_REQUEST:_
Where a line of the material contains the string "right", copy that line.

+ + + + + + +

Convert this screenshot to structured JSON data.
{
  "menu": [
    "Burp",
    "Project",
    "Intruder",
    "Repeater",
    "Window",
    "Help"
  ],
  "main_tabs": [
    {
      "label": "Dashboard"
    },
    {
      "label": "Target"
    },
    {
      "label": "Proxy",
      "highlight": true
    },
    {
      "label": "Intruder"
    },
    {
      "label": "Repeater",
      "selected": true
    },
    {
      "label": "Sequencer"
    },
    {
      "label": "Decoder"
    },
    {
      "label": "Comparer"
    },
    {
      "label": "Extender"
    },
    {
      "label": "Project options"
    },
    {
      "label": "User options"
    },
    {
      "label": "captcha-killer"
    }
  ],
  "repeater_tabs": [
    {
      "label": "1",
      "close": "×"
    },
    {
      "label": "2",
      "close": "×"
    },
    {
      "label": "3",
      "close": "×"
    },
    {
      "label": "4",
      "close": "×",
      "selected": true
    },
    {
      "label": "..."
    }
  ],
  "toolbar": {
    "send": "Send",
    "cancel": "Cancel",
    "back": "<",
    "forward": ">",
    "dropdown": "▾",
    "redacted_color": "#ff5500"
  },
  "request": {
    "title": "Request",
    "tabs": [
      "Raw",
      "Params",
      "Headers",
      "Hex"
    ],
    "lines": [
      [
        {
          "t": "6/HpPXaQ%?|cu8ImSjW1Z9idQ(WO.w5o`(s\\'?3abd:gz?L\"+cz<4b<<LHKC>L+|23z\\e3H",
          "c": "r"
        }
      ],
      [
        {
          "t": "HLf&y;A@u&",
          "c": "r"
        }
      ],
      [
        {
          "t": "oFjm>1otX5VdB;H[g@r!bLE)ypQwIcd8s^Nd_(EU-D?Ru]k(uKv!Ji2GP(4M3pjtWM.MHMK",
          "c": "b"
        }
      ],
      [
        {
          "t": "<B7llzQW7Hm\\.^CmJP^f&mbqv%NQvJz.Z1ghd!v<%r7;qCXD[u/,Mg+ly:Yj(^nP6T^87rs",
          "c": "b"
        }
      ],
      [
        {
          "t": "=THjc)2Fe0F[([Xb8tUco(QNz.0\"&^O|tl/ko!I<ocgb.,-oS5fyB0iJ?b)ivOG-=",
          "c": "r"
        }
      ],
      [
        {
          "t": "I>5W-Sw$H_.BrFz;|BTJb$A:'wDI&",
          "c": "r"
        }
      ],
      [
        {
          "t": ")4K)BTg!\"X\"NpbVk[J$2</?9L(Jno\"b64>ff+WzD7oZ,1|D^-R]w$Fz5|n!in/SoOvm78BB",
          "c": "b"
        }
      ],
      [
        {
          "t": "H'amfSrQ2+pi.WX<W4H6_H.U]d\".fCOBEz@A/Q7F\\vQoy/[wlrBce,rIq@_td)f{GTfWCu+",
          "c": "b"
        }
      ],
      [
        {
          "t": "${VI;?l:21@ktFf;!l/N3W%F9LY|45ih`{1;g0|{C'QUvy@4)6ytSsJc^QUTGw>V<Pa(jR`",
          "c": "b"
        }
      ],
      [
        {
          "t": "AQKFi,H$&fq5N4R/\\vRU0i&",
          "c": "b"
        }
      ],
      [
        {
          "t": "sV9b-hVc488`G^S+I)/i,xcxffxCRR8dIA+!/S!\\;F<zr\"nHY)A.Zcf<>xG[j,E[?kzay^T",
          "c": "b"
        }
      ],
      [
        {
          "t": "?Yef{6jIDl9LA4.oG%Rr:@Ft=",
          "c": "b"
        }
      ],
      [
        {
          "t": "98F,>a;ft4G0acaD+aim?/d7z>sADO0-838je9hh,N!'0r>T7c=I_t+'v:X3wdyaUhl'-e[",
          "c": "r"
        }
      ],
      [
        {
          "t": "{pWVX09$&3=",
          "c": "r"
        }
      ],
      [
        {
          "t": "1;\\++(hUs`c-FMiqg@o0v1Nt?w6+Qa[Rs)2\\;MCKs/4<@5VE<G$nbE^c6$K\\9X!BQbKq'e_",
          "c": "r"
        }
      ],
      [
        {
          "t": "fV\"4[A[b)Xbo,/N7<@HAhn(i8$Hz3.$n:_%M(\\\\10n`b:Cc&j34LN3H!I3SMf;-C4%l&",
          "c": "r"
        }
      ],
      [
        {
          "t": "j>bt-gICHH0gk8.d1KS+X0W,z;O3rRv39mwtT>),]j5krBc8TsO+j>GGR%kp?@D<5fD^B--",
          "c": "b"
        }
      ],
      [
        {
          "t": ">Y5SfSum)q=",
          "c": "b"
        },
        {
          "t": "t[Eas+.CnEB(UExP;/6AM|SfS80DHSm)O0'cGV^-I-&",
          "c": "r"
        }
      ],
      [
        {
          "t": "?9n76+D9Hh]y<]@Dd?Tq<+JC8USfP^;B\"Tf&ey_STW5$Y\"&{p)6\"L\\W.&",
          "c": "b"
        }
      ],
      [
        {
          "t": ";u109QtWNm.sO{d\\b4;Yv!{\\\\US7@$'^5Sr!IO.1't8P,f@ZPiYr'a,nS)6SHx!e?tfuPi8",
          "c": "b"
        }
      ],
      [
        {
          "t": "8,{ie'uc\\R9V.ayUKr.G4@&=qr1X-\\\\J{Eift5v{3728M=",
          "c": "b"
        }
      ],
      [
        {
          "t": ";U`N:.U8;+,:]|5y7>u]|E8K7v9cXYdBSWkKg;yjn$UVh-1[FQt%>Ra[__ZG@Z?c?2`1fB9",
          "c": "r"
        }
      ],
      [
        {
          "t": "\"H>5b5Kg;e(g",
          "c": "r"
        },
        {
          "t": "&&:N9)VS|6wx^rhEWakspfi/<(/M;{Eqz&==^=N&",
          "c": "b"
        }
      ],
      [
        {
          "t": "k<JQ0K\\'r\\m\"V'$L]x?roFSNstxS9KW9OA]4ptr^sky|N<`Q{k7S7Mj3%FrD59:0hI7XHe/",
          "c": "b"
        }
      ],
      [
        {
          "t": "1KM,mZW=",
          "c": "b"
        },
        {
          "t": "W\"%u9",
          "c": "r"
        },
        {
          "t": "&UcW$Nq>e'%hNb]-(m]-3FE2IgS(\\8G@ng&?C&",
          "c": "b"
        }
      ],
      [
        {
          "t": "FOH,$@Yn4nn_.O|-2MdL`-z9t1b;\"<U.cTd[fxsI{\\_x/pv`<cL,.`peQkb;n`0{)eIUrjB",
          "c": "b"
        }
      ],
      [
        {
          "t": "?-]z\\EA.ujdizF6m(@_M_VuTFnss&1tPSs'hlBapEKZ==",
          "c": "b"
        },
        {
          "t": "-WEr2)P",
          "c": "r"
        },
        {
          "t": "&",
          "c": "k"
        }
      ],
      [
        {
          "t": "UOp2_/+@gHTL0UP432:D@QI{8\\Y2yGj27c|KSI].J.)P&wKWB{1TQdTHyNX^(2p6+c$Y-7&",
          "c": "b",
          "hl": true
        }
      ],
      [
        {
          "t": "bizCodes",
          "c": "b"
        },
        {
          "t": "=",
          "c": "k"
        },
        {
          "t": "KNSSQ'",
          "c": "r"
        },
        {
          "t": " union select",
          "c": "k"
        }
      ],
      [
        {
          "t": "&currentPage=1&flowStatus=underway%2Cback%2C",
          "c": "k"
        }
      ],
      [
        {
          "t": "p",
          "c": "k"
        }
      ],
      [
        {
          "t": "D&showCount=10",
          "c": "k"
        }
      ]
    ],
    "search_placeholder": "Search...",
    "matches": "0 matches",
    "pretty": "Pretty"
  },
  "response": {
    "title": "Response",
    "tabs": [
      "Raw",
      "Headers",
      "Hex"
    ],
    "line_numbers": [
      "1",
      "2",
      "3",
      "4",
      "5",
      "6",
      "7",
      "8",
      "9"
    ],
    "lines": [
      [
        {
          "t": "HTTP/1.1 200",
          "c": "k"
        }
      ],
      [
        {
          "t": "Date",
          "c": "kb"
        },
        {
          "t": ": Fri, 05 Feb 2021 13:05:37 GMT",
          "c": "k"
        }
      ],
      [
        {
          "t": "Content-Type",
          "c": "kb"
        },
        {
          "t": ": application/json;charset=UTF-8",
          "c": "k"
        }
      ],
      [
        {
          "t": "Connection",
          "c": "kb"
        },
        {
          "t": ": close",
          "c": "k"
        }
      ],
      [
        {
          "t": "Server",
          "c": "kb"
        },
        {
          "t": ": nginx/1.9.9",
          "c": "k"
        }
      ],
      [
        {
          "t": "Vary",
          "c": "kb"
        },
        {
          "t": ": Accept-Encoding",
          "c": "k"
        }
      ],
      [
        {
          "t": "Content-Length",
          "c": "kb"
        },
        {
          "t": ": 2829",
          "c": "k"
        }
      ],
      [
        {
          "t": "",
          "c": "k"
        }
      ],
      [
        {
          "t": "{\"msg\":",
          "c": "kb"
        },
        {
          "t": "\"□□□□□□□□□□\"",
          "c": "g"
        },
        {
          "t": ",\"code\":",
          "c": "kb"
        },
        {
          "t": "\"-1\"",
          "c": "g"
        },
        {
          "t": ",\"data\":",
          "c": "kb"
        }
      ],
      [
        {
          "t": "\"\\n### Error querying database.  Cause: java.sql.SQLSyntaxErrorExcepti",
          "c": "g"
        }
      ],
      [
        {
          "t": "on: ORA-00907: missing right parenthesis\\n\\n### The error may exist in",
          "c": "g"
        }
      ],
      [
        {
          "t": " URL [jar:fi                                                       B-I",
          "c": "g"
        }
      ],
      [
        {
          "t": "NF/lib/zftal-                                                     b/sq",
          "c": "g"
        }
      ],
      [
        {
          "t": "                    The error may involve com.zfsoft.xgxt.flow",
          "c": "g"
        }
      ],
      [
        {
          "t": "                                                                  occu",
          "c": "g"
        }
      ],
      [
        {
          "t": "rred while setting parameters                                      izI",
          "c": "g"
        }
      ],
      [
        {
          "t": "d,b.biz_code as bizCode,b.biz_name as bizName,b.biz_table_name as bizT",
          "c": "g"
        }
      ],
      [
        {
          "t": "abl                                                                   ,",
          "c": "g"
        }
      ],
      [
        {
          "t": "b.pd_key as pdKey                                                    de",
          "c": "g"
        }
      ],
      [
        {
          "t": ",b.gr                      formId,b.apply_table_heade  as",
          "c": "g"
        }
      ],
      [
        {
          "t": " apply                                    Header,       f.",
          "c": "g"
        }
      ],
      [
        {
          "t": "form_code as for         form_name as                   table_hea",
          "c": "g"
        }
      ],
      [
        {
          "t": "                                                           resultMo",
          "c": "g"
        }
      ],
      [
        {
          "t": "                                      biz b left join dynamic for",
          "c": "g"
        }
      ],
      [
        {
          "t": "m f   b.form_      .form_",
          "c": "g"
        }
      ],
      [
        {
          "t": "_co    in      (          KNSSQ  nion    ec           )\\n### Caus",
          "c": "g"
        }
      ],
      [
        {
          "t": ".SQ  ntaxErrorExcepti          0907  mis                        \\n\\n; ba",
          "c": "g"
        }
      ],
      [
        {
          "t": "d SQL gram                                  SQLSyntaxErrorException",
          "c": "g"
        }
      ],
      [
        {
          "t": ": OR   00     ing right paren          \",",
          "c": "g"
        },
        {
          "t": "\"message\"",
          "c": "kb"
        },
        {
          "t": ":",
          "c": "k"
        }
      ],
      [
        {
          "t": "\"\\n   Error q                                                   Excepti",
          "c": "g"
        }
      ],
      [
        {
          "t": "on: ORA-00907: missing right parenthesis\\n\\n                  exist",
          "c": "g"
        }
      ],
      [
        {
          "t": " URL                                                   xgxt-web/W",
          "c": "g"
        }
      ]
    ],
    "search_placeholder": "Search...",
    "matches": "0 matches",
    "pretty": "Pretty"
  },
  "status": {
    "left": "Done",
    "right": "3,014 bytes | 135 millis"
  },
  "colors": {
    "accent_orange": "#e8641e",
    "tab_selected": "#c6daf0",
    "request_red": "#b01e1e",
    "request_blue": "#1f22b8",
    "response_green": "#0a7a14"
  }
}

+ + + + + + +

_IN RESPONSE:_
          "t": "on: ORA-00907: missing right parenthesis\\n\\n### The error may exist in",
          "t": ": OR   00     ing right paren          \",",
          "t": "on: ORA-00907: missing right parenthesis\\n\\n                  exist",
    "right": "3,014 bytes | 135 millis"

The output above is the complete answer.